PROVIDED RECORDS -
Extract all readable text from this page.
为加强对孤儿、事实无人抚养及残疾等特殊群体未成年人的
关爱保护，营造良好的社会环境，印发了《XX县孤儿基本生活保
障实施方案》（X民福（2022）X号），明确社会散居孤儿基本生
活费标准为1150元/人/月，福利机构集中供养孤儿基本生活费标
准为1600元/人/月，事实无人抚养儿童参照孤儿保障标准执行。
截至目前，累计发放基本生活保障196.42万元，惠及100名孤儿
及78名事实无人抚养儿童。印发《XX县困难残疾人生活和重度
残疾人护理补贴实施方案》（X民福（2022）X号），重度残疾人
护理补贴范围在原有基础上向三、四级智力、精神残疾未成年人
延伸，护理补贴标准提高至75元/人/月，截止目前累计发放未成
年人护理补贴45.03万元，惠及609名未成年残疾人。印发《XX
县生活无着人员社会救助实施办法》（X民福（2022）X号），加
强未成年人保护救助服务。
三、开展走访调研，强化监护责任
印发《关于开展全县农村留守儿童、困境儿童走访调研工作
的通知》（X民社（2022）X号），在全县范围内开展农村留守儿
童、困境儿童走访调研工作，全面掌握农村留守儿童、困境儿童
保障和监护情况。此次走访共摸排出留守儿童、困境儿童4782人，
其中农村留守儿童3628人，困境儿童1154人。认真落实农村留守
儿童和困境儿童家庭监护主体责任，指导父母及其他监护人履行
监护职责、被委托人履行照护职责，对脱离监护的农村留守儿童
...
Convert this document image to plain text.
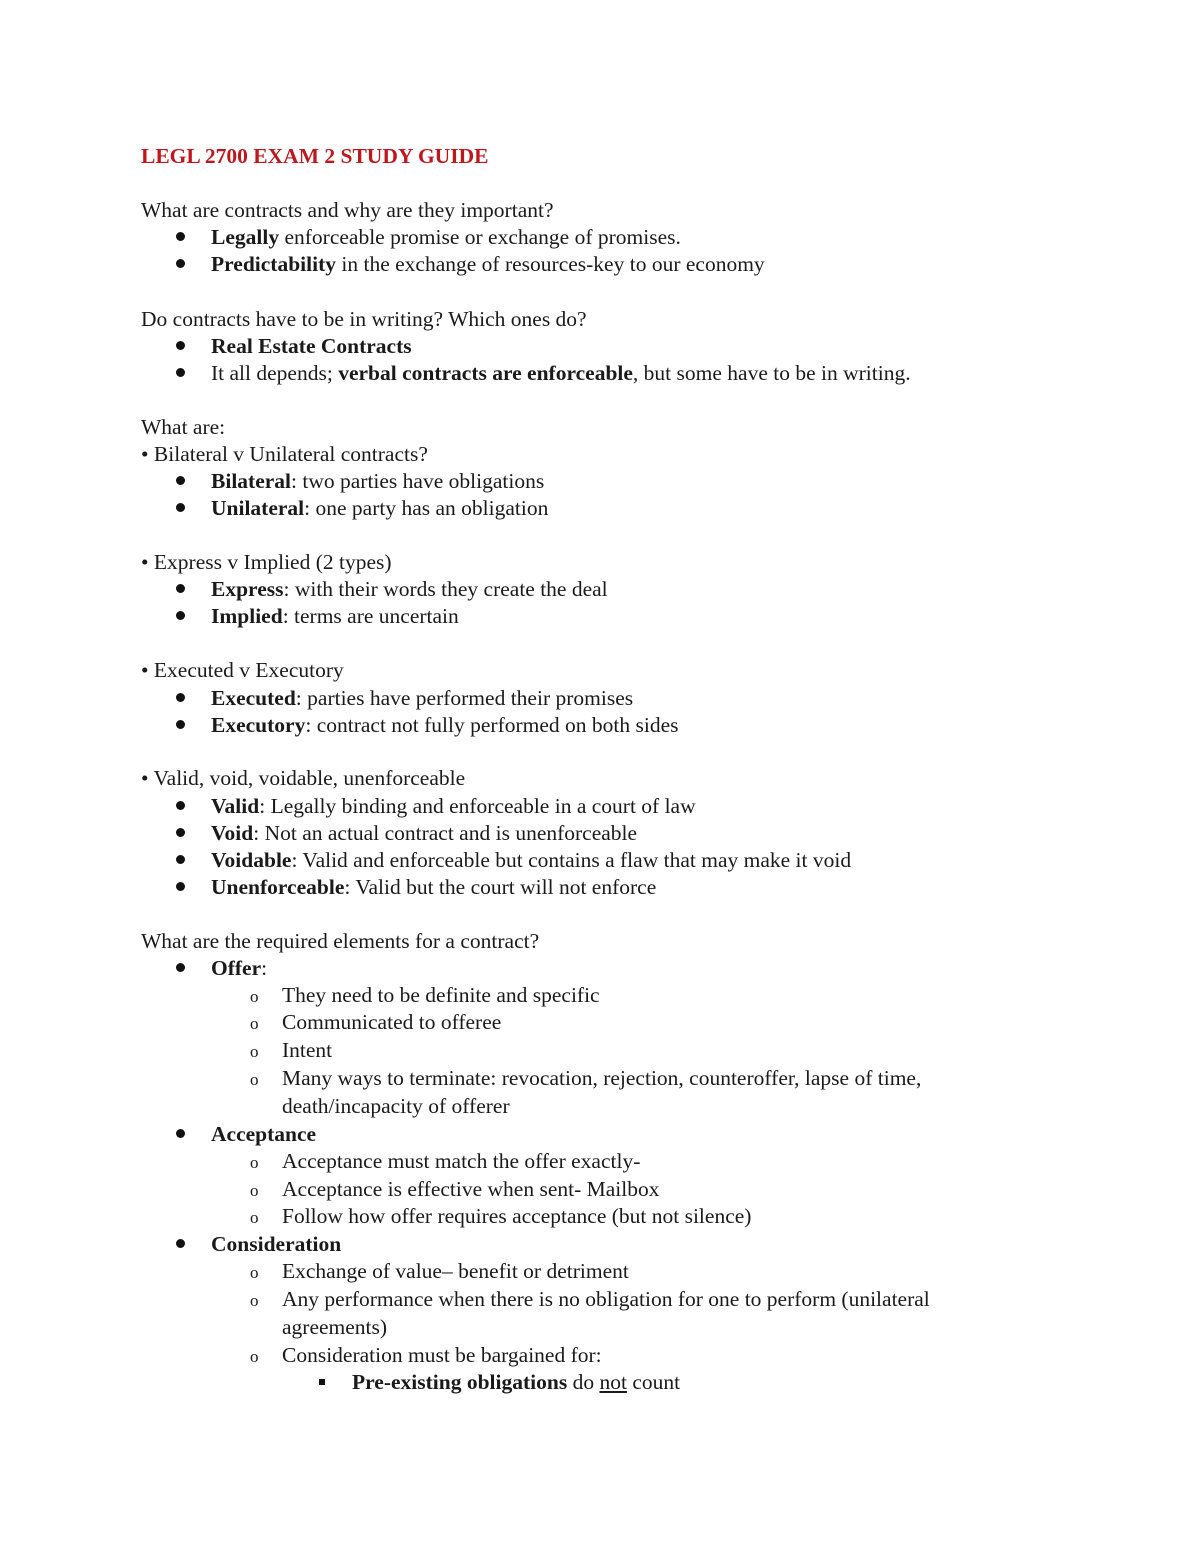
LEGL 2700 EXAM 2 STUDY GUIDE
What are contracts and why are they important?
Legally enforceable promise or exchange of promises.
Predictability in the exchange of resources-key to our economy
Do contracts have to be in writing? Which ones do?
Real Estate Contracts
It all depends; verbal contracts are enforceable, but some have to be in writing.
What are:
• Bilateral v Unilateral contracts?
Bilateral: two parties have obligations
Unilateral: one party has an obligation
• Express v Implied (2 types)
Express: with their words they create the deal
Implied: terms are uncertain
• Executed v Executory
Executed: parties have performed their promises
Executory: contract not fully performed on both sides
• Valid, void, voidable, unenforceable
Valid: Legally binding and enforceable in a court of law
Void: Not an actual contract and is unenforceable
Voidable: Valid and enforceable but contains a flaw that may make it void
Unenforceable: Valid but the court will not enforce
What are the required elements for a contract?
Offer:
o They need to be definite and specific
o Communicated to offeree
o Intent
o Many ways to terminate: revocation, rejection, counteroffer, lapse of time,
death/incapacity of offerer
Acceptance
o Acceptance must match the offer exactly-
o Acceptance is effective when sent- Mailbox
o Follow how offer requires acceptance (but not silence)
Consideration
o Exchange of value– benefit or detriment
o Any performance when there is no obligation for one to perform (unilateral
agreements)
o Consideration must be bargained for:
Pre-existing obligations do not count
...
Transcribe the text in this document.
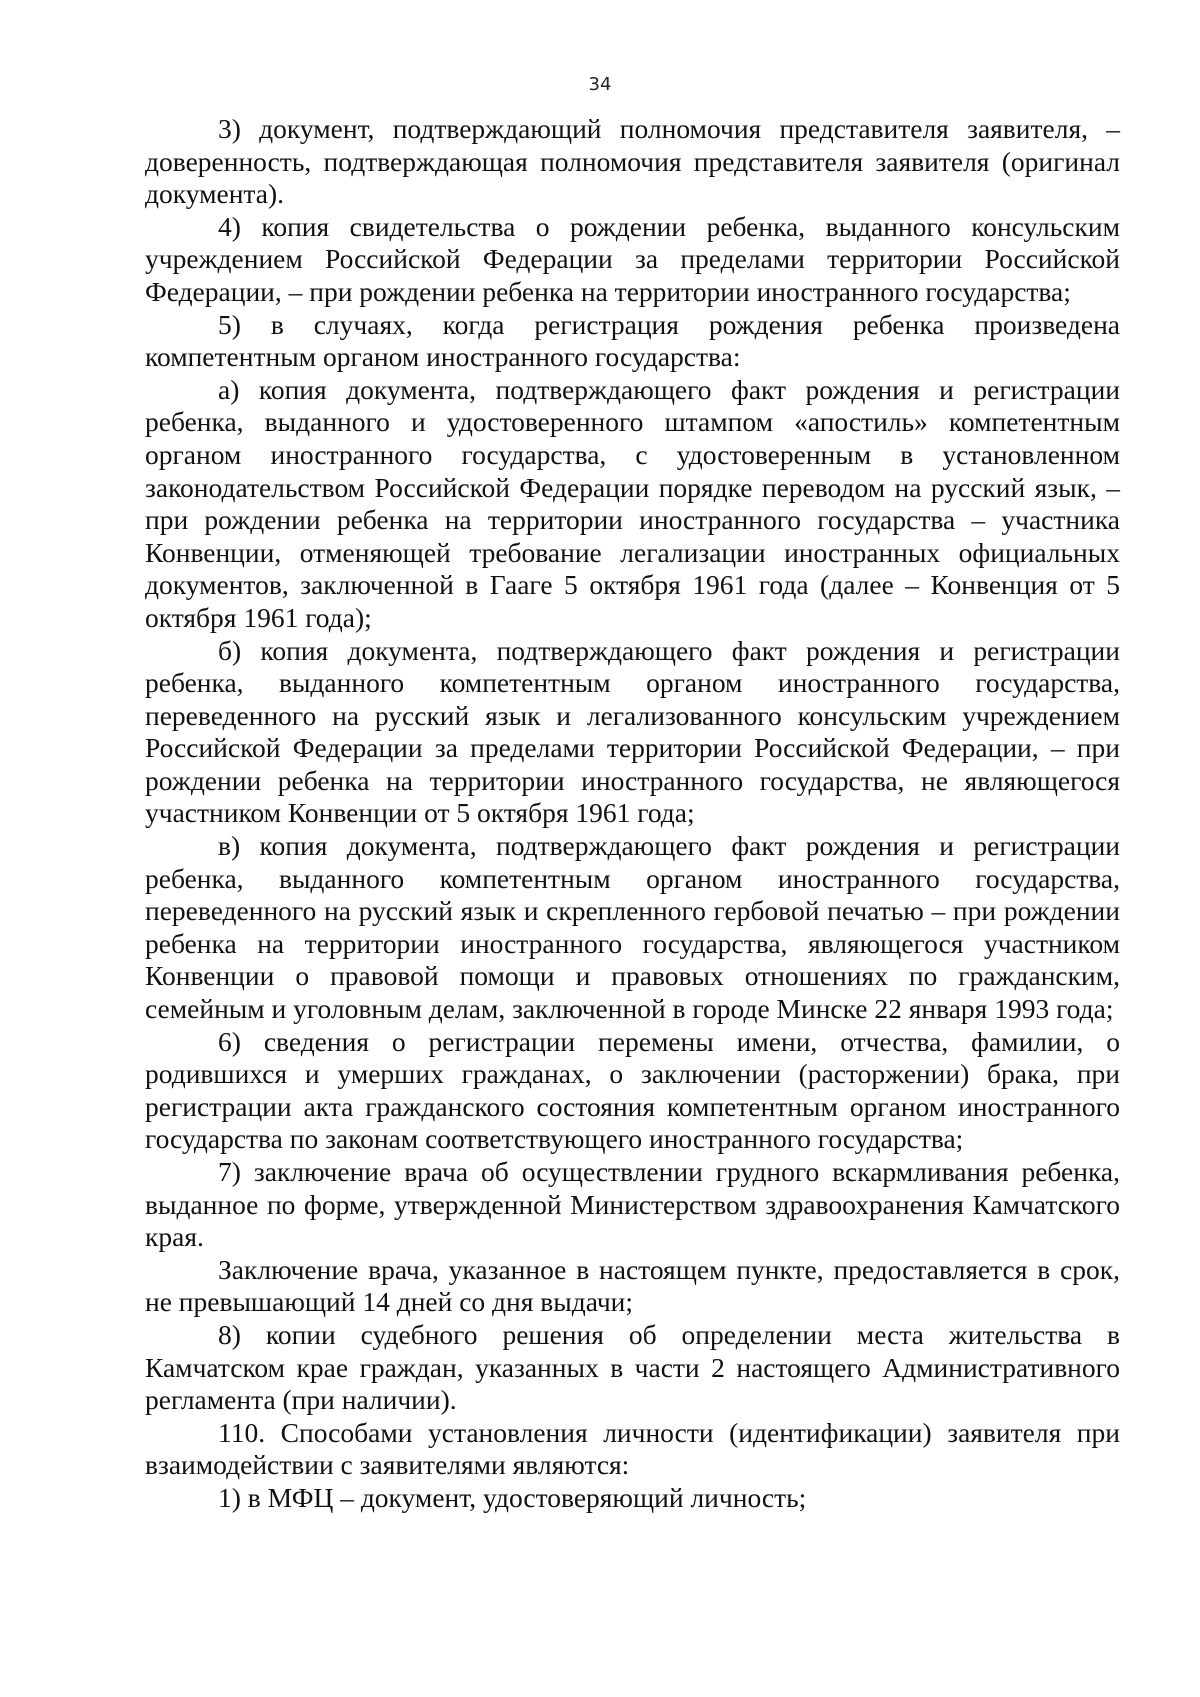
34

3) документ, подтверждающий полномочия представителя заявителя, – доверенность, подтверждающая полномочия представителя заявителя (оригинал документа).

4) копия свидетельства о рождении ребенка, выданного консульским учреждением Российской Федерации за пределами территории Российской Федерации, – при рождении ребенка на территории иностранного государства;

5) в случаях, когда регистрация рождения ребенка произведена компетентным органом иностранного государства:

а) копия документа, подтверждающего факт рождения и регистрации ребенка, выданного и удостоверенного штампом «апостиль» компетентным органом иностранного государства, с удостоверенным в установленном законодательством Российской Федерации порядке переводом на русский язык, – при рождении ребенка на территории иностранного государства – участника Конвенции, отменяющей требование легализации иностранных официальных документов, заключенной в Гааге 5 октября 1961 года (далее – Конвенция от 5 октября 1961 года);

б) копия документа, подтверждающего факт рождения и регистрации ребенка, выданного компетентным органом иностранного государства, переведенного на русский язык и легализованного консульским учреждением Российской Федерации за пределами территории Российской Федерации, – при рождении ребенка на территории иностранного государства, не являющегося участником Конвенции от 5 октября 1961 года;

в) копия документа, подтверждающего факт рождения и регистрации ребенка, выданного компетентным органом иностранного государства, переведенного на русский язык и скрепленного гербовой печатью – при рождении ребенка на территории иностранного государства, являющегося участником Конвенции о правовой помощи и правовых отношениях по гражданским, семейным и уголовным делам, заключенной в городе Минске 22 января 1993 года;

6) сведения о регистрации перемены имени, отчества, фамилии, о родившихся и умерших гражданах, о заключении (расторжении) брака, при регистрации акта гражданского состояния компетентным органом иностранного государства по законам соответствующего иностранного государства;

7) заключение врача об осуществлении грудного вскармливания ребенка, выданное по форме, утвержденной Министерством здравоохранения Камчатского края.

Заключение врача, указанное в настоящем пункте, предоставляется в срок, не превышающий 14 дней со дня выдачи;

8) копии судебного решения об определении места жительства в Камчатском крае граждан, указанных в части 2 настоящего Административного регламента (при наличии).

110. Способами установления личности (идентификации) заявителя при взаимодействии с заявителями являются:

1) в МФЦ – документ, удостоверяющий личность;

REQUEST - Select every line above that contains the word "this", and copy it.

ANSWER FOR THE TASK -
Extract all readable text from this page.
Convert this document image to plain text.
Transcribe the text in this document.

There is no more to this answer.